▼
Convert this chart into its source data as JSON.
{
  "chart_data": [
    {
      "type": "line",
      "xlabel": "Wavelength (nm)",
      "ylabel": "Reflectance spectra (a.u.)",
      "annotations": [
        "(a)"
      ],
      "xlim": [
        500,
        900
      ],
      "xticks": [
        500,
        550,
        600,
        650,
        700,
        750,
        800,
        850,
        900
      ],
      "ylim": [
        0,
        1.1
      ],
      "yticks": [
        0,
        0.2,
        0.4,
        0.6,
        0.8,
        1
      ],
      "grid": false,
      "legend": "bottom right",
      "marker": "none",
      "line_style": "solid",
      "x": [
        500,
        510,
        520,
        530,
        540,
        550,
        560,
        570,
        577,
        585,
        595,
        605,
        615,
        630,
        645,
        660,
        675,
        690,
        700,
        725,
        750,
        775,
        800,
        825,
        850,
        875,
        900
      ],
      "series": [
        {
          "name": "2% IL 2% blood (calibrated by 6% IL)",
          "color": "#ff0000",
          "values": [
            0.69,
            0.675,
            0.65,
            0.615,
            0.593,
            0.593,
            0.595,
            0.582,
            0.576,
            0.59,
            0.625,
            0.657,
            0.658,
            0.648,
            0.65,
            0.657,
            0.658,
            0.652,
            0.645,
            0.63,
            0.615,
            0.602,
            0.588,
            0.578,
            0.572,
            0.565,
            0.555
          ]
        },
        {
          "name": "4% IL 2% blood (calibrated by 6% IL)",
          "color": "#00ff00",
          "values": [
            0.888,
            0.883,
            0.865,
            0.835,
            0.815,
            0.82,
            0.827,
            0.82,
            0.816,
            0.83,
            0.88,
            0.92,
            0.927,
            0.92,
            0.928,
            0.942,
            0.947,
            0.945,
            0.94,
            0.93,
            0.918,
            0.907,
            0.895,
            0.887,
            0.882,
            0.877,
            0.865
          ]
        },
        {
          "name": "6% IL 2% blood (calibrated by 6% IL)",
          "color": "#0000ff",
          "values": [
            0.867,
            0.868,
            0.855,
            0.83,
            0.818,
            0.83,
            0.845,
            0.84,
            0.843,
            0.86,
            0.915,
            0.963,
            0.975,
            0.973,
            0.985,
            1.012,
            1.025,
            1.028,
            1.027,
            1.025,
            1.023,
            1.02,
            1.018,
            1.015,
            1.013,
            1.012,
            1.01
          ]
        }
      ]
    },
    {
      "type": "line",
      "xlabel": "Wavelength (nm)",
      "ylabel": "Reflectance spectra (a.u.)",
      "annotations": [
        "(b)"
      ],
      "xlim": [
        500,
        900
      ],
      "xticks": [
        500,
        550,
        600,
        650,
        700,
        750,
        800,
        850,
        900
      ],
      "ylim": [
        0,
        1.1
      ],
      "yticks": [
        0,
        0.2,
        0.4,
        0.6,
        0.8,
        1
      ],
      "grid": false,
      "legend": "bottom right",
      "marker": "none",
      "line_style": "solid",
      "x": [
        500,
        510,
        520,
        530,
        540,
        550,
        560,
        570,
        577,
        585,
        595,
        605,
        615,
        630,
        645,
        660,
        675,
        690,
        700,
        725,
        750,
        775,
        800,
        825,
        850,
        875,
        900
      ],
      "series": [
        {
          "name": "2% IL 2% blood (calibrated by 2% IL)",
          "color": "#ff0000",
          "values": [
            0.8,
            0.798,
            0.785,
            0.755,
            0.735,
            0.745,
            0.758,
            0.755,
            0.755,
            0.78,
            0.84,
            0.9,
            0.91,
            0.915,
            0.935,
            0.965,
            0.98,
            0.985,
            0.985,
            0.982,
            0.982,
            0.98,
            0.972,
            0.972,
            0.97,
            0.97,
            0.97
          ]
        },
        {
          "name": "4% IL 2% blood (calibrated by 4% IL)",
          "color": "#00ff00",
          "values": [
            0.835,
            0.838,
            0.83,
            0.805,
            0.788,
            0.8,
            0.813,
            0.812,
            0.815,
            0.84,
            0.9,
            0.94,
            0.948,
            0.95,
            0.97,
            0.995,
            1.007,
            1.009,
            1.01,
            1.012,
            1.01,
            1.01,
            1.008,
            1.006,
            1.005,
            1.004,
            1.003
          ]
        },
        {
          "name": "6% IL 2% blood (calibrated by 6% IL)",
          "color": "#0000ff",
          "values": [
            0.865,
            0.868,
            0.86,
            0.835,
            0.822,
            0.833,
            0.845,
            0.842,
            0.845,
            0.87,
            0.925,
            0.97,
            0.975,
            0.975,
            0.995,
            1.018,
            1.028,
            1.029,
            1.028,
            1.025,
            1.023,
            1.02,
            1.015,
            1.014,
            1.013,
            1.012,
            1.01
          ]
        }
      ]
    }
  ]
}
▲
> **REQUIREMENT**
Reproduce all of the entries word for word.

> **THE SOLUTION**
Convert this chart into its source data as JSON.
{
  "chart_data": [
    {
      "type": "line",
      "xlabel": "Wavelength (nm)",
      "ylabel": "Reflectance spectra (a.u.)",
      "annotations": [
        "(a)"
      ],
      "xlim": [
        500,
        900
      ],
      "xticks": [
        500,
        550,
        600,
        650,
        700,
        750,
        800,
        850,
        900
      ],
      "ylim": [
        0,
        1.1
      ],
      "yticks": [
        0,
        0.2,
        0.4,
        0.6,
        0.8,
        1
      ],
      "grid": false,
      "legend": "bottom right",
      "marker": "none",
      "line_style": "solid",
      "x": [
        500,
        510,
        520,
        530,
        540,
        550,
        560,
        570,
        577,
        585,
        595,
        605,
        615,
        630,
        645,
        660,
        675,
        690,
        700,
        725,
        750,
        775,
        800,
        825,
        850,
        875,
        900
      ],
      "series": [
        {
          "name": "2% IL 2% blood (calibrated by 6% IL)",
          "color": "#ff0000",
          "values": [
            0.69,
            0.675,
            0.65,
            0.615,
            0.593,
            0.593,
            0.595,
            0.582,
            0.576,
            0.59,
            0.625,
            0.657,
            0.658,
            0.648,
            0.65,
            0.657,
            0.658,
            0.652,
            0.645,
            0.63,
            0.615,
            0.602,
            0.588,
            0.578,
            0.572,
            0.565,
            0.555
          ]
        },
        {
          "name": "4% IL 2% blood (calibrated by 6% IL)",
          "color": "#00ff00",
          "values": [
            0.888,
            0.883,
            0.865,
            0.835,
            0.815,
            0.82,
            0.827,
            0.82,
            0.816,
            0.83,
            0.88,
            0.92,
            0.927,
            0.92,
            0.928,
            0.942,
            0.947,
            0.945,
            0.94,
            0.93,
            0.918,
            0.907,
            0.895,
            0.887,
            0.882,
            0.877,
            0.865
          ]
        },
        {
          "name": "6% IL 2% blood (calibrated by 6% IL)",
          "color": "#0000ff",
          "values": [
            0.867,
            0.868,
            0.855,
            0.83,
            0.818,
            0.83,
            0.845,
            0.84,
            0.843,
            0.86,
            0.915,
            0.963,
            0.975,
            0.973,
            0.985,
            1.012,
            1.025,
            1.028,
            1.027,
            1.025,
            1.023,
            1.02,
            1.018,
            1.015,
            1.013,
            1.012,
            1.01
          ]
        }
      ]
    },
    {
      "type": "line",
      "xlabel": "Wavelength (nm)",
      "ylabel": "Reflectance spectra (a.u.)",
      "annotations": [
        "(b)"
      ],
      "xlim": [
        500,
        900
      ],
      "xticks": [
        500,
        550,
        600,
        650,
        700,
        750,
        800,
        850,
        900
      ],
      "ylim": [
        0,
        1.1
      ],
      "yticks": [
        0,
        0.2,
        0.4,
        0.6,
        0.8,
        1
      ],
      "grid": false,
      "legend": "bottom right",
      "marker": "none",
      "line_style": "solid",
      "x": [
        500,
        510,
        520,
        530,
        540,
        550,
        560,
        570,
        577,
        585,
        595,
        605,
        615,
        630,
        645,
        660,
        675,
        690,
        700,
        725,
        750,
        775,
        800,
        825,
        850,
        875,
        900
      ],
      "series": [
        {
          "name": "2% IL 2% blood (calibrated by 2% IL)",
          "color": "#ff0000",
          "values": [
            0.8,
            0.798,
            0.785,
            0.755,
            0.735,
            0.745,
            0.758,
            0.755,
            0.755,
            0.78,
            0.84,
            0.9,
            0.91,
            0.915,
            0.935,
            0.965,
            0.98,
            0.985,
            0.985,
            0.982,
            0.982,
            0.98,
            0.972,
            0.972,
            0.97,
            0.97,
            0.97
          ]
        },
        {
          "name": "4% IL 2% blood (calibrated by 4% IL)",
          "color": "#00ff00",
          "values": [
            0.835,
            0.838,
            0.83,
            0.805,
            0.788,
            0.8,
            0.813,
            0.812,
            0.815,
            0.84,
            0.9,
            0.94,
            0.948,
            0.95,
            0.97,
            0.995,
            1.007,
            1.009,
            1.01,
            1.012,
            1.01,
            1.01,
            1.008,
            1.006,
            1.005,
            1.004,
            1.003
          ]
        },
        {
          "name": "6% IL 2% blood (calibrated by 6% IL)",
          "color": "#0000ff",
          "values": [
            0.865,
            0.868,
            0.86,
            0.835,
            0.822,
            0.833,
            0.845,
            0.842,
            0.845,
            0.87,
            0.925,
            0.97,
            0.975,
            0.975,
            0.995,
            1.018,
            1.028,
            1.029,
            1.028,
            1.025,
            1.023,
            1.02,
            1.015,
            1.014,
            1.013,
            1.012,
            1.01
          ]
        }
      ]
    }
  ]
}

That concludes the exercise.